What is required => Restate each of the lines below word for word and drop every picture.
----
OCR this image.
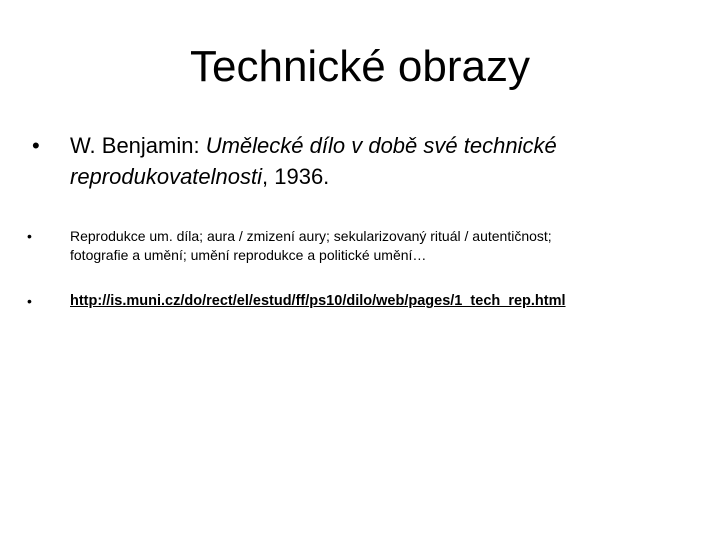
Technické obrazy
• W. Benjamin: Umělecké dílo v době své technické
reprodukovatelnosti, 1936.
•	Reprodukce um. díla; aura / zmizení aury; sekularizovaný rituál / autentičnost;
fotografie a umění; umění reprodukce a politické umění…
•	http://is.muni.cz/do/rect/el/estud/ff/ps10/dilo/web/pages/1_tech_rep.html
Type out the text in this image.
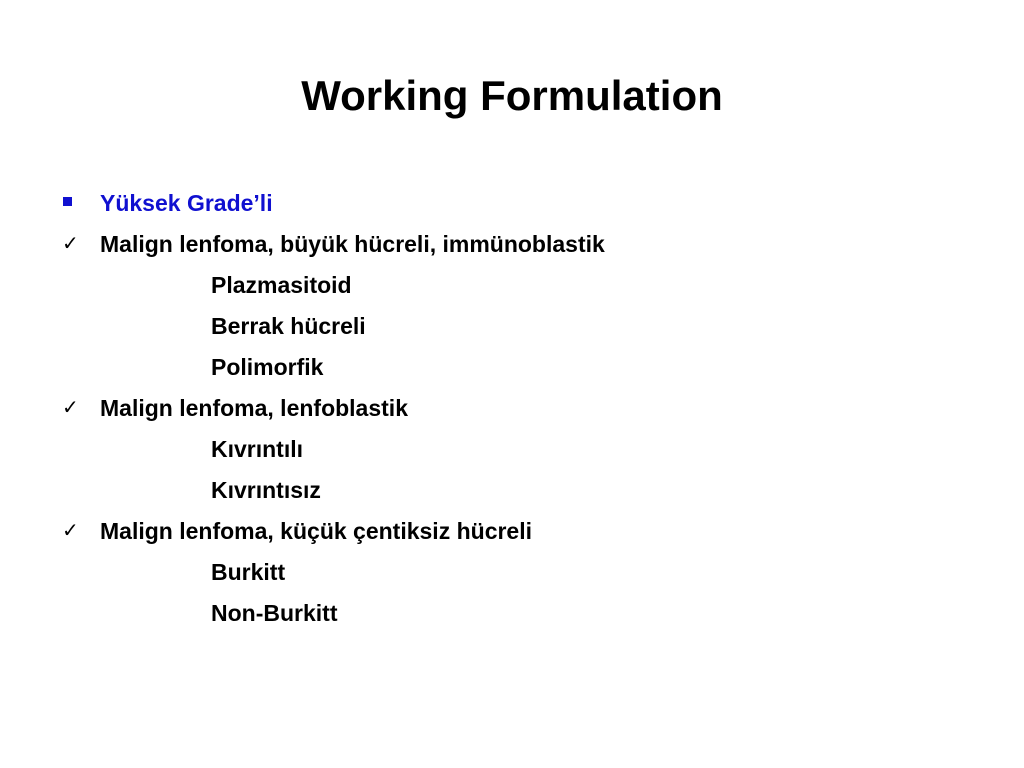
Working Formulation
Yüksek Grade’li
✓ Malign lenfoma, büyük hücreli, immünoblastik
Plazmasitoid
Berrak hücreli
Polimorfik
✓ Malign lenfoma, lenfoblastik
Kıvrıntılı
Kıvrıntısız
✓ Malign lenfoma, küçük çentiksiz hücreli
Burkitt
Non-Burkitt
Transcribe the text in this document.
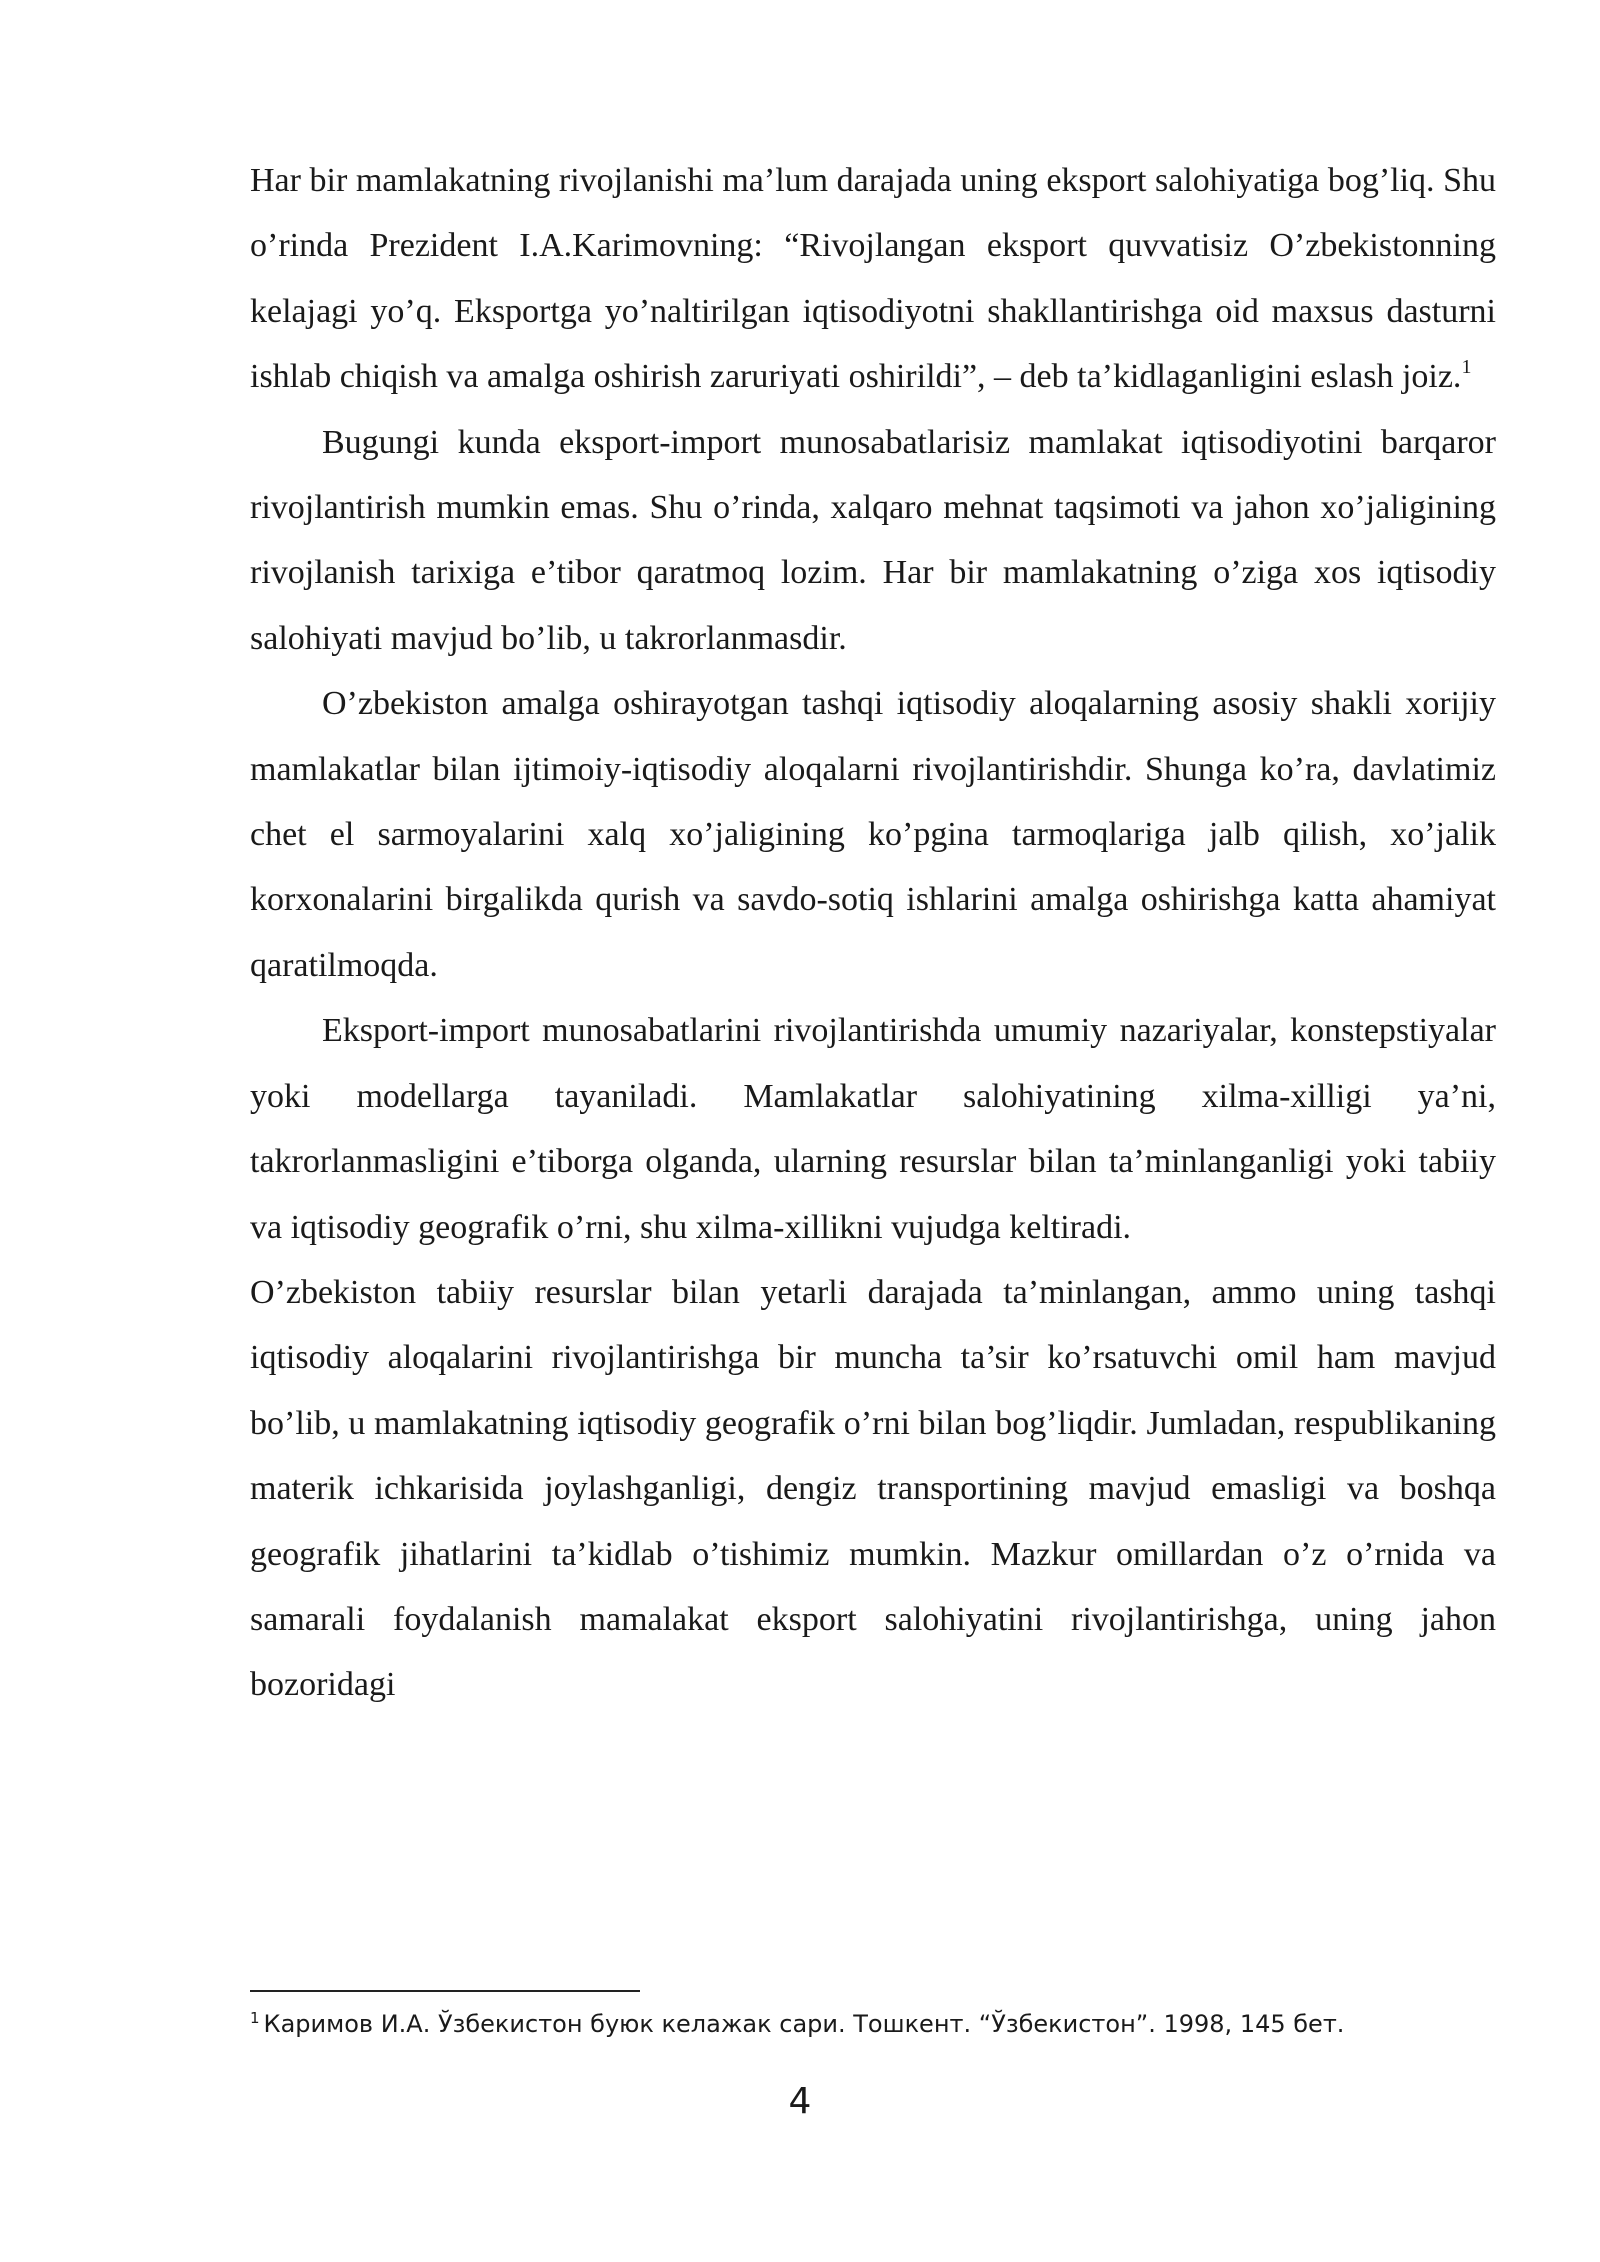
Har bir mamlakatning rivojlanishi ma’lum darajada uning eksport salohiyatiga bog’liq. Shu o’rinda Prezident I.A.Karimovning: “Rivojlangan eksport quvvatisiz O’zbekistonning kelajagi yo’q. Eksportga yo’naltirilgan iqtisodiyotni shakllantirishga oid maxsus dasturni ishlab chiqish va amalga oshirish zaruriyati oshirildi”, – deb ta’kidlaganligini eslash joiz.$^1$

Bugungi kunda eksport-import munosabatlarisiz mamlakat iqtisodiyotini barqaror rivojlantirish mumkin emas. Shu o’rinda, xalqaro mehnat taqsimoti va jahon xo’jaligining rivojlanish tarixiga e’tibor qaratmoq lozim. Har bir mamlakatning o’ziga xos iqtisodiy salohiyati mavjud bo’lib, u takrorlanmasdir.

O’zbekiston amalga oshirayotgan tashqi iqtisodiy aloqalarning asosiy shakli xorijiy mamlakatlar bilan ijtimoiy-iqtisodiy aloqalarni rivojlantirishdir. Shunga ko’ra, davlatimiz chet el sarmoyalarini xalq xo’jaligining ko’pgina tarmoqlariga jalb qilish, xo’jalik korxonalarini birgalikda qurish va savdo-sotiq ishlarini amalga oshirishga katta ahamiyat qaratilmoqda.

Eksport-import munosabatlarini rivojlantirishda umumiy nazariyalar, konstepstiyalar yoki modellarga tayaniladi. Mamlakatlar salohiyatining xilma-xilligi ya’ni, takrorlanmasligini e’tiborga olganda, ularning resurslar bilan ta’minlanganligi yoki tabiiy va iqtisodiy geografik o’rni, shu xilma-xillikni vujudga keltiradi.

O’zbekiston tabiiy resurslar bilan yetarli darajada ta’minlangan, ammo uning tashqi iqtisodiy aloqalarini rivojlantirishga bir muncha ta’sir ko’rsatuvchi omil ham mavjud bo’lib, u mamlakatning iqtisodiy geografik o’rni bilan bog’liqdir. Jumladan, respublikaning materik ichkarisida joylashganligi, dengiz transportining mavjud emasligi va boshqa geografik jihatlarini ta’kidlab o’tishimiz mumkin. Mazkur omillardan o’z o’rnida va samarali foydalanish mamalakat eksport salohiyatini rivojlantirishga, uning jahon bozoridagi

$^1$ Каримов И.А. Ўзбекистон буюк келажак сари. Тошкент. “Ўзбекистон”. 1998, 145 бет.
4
----
Solved exercise =>
OCR this image.
Technické obrazy
• W. Benjamin: Umělecké dílo v době své technické
reprodukovatelnosti, 1936.
•	Reprodukce um. díla; aura / zmizení aury; sekularizovaný rituál / autentičnost;
fotografie a umění; umění reprodukce a politické umění…
•	http://is.muni.cz/do/rect/el/estud/ff/ps10/dilo/web/pages/1_tech_rep.html
Type out the text in this image.
Working Formulation
Yüksek Grade’li
✓ Malign lenfoma, büyük hücreli, immünoblastik
Plazmasitoid
Berrak hücreli
Polimorfik
✓ Malign lenfoma, lenfoblastik
Kıvrıntılı
Kıvrıntısız
✓ Malign lenfoma, küçük çentiksiz hücreli
Burkitt
Non-Burkitt
Transcribe the text in this document.
Har bir mamlakatning rivojlanishi ma’lum darajada uning eksport salohiyatiga bog’liq. Shu o’rinda Prezident I.A.Karimovning: “Rivojlangan eksport quvvatisiz O’zbekistonning kelajagi yo’q. Eksportga yo’naltirilgan iqtisodiyotni shakllantirishga oid maxsus dasturni ishlab chiqish va amalga oshirish zaruriyati oshirildi”, – deb ta’kidlaganligini eslash joiz.$^1$

Bugungi kunda eksport-import munosabatlarisiz mamlakat iqtisodiyotini barqaror rivojlantirish mumkin emas. Shu o’rinda, xalqaro mehnat taqsimoti va jahon xo’jaligining rivojlanish tarixiga e’tibor qaratmoq lozim. Har bir mamlakatning o’ziga xos iqtisodiy salohiyati mavjud bo’lib, u takrorlanmasdir.

O’zbekiston amalga oshirayotgan tashqi iqtisodiy aloqalarning asosiy shakli xorijiy mamlakatlar bilan ijtimoiy-iqtisodiy aloqalarni rivojlantirishdir. Shunga ko’ra, davlatimiz chet el sarmoyalarini xalq xo’jaligining ko’pgina tarmoqlariga jalb qilish, xo’jalik korxonalarini birgalikda qurish va savdo-sotiq ishlarini amalga oshirishga katta ahamiyat qaratilmoqda.

Eksport-import munosabatlarini rivojlantirishda umumiy nazariyalar, konstepstiyalar yoki modellarga tayaniladi. Mamlakatlar salohiyatining xilma-xilligi ya’ni, takrorlanmasligini e’tiborga olganda, ularning resurslar bilan ta’minlanganligi yoki tabiiy va iqtisodiy geografik o’rni, shu xilma-xillikni vujudga keltiradi.

O’zbekiston tabiiy resurslar bilan yetarli darajada ta’minlangan, ammo uning tashqi iqtisodiy aloqalarini rivojlantirishga bir muncha ta’sir ko’rsatuvchi omil ham mavjud bo’lib, u mamlakatning iqtisodiy geografik o’rni bilan bog’liqdir. Jumladan, respublikaning materik ichkarisida joylashganligi, dengiz transportining mavjud emasligi va boshqa geografik jihatlarini ta’kidlab o’tishimiz mumkin. Mazkur omillardan o’z o’rnida va samarali foydalanish mamalakat eksport salohiyatini rivojlantirishga, uning jahon bozoridagi

$^1$ Каримов И.А. Ўзбекистон буюк келажак сари. Тошкент. “Ўзбекистон”. 1998, 145 бет.
4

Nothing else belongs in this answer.